* [TASK GOAL]: Print every record below exactly as written.

━━━━━━━━━━━━━━━━

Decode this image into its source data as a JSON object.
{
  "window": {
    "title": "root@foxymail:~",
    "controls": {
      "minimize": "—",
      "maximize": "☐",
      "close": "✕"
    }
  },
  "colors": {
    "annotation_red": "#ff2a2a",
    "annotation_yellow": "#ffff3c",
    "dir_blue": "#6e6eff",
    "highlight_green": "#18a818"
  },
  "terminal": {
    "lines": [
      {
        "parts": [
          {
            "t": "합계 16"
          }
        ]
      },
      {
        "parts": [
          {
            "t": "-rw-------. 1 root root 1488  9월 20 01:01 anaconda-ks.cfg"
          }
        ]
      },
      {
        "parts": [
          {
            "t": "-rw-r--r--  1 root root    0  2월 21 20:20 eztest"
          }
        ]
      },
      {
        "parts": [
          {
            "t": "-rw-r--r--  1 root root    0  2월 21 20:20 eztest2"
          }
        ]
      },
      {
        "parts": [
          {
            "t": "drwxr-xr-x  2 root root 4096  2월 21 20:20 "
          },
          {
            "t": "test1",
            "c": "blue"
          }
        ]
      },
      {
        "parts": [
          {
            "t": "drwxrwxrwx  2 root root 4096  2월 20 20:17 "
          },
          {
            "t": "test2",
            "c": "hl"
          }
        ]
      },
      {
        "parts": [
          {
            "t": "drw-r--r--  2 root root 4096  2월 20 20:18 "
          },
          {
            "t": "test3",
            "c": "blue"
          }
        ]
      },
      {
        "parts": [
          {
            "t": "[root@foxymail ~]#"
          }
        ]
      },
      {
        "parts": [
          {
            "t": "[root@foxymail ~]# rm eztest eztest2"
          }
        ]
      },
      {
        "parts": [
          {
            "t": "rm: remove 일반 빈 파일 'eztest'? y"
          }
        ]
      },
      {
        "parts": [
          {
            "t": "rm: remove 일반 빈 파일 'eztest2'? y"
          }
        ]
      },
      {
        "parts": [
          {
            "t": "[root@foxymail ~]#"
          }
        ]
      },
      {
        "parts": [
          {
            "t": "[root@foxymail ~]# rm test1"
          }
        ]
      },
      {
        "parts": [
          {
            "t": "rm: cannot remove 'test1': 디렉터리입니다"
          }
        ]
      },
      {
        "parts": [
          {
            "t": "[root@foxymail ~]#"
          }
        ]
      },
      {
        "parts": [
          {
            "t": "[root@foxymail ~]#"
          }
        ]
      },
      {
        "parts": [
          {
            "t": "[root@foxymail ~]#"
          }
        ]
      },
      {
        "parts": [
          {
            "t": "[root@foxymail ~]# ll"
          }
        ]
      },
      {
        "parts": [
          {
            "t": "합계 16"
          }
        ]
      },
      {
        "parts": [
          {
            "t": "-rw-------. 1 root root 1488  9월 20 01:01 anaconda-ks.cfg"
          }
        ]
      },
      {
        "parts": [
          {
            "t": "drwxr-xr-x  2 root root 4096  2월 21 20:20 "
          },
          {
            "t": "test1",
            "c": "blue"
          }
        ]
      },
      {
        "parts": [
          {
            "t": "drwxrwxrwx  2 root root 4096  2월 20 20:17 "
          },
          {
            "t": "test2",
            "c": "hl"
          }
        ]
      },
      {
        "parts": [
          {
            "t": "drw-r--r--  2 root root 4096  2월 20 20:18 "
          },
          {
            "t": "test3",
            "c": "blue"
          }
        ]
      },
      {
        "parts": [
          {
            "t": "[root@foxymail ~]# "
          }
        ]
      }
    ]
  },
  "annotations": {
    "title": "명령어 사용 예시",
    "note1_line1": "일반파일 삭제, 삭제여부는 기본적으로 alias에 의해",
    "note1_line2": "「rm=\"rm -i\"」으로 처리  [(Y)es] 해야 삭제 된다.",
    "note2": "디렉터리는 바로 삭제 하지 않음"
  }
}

━━━━━━━━━━━━━━━━

* [OUTPUT FOR THIS TASK]:
Decode this image into its source data as a JSON object.
{
  "window": {
    "title": "root@foxymail:~",
    "controls": {
      "minimize": "—",
      "maximize": "☐",
      "close": "✕"
    }
  },
  "colors": {
    "annotation_red": "#ff2a2a",
    "annotation_yellow": "#ffff3c",
    "dir_blue": "#6e6eff",
    "highlight_green": "#18a818"
  },
  "terminal": {
    "lines": [
      {
        "parts": [
          {
            "t": "합계 16"
          }
        ]
      },
      {
        "parts": [
          {
            "t": "-rw-------. 1 root root 1488  9월 20 01:01 anaconda-ks.cfg"
          }
        ]
      },
      {
        "parts": [
          {
            "t": "-rw-r--r--  1 root root    0  2월 21 20:20 eztest"
          }
        ]
      },
      {
        "parts": [
          {
            "t": "-rw-r--r--  1 root root    0  2월 21 20:20 eztest2"
          }
        ]
      },
      {
        "parts": [
          {
            "t": "drwxr-xr-x  2 root root 4096  2월 21 20:20 "
          },
          {
            "t": "test1",
            "c": "blue"
          }
        ]
      },
      {
        "parts": [
          {
            "t": "drwxrwxrwx  2 root root 4096  2월 20 20:17 "
          },
          {
            "t": "test2",
            "c": "hl"
          }
        ]
      },
      {
        "parts": [
          {
            "t": "drw-r--r--  2 root root 4096  2월 20 20:18 "
          },
          {
            "t": "test3",
            "c": "blue"
          }
        ]
      },
      {
        "parts": [
          {
            "t": "[root@foxymail ~]#"
          }
        ]
      },
      {
        "parts": [
          {
            "t": "[root@foxymail ~]# rm eztest eztest2"
          }
        ]
      },
      {
        "parts": [
          {
            "t": "rm: remove 일반 빈 파일 'eztest'? y"
          }
        ]
      },
      {
        "parts": [
          {
            "t": "rm: remove 일반 빈 파일 'eztest2'? y"
          }
        ]
      },
      {
        "parts": [
          {
            "t": "[root@foxymail ~]#"
          }
        ]
      },
      {
        "parts": [
          {
            "t": "[root@foxymail ~]# rm test1"
          }
        ]
      },
      {
        "parts": [
          {
            "t": "rm: cannot remove 'test1': 디렉터리입니다"
          }
        ]
      },
      {
        "parts": [
          {
            "t": "[root@foxymail ~]#"
          }
        ]
      },
      {
        "parts": [
          {
            "t": "[root@foxymail ~]#"
          }
        ]
      },
      {
        "parts": [
          {
            "t": "[root@foxymail ~]#"
          }
        ]
      },
      {
        "parts": [
          {
            "t": "[root@foxymail ~]# ll"
          }
        ]
      },
      {
        "parts": [
          {
            "t": "합계 16"
          }
        ]
      },
      {
        "parts": [
          {
            "t": "-rw-------. 1 root root 1488  9월 20 01:01 anaconda-ks.cfg"
          }
        ]
      },
      {
        "parts": [
          {
            "t": "drwxr-xr-x  2 root root 4096  2월 21 20:20 "
          },
          {
            "t": "test1",
            "c": "blue"
          }
        ]
      },
      {
        "parts": [
          {
            "t": "drwxrwxrwx  2 root root 4096  2월 20 20:17 "
          },
          {
            "t": "test2",
            "c": "hl"
          }
        ]
      },
      {
        "parts": [
          {
            "t": "drw-r--r--  2 root root 4096  2월 20 20:18 "
          },
          {
            "t": "test3",
            "c": "blue"
          }
        ]
      },
      {
        "parts": [
          {
            "t": "[root@foxymail ~]# "
          }
        ]
      }
    ]
  },
  "annotations": {
    "title": "명령어 사용 예시",
    "note1_line1": "일반파일 삭제, 삭제여부는 기본적으로 alias에 의해",
    "note1_line2": "「rm=\"rm -i\"」으로 처리  [(Y)es] 해야 삭제 된다.",
    "note2": "디렉터리는 바로 삭제 하지 않음"
  }
}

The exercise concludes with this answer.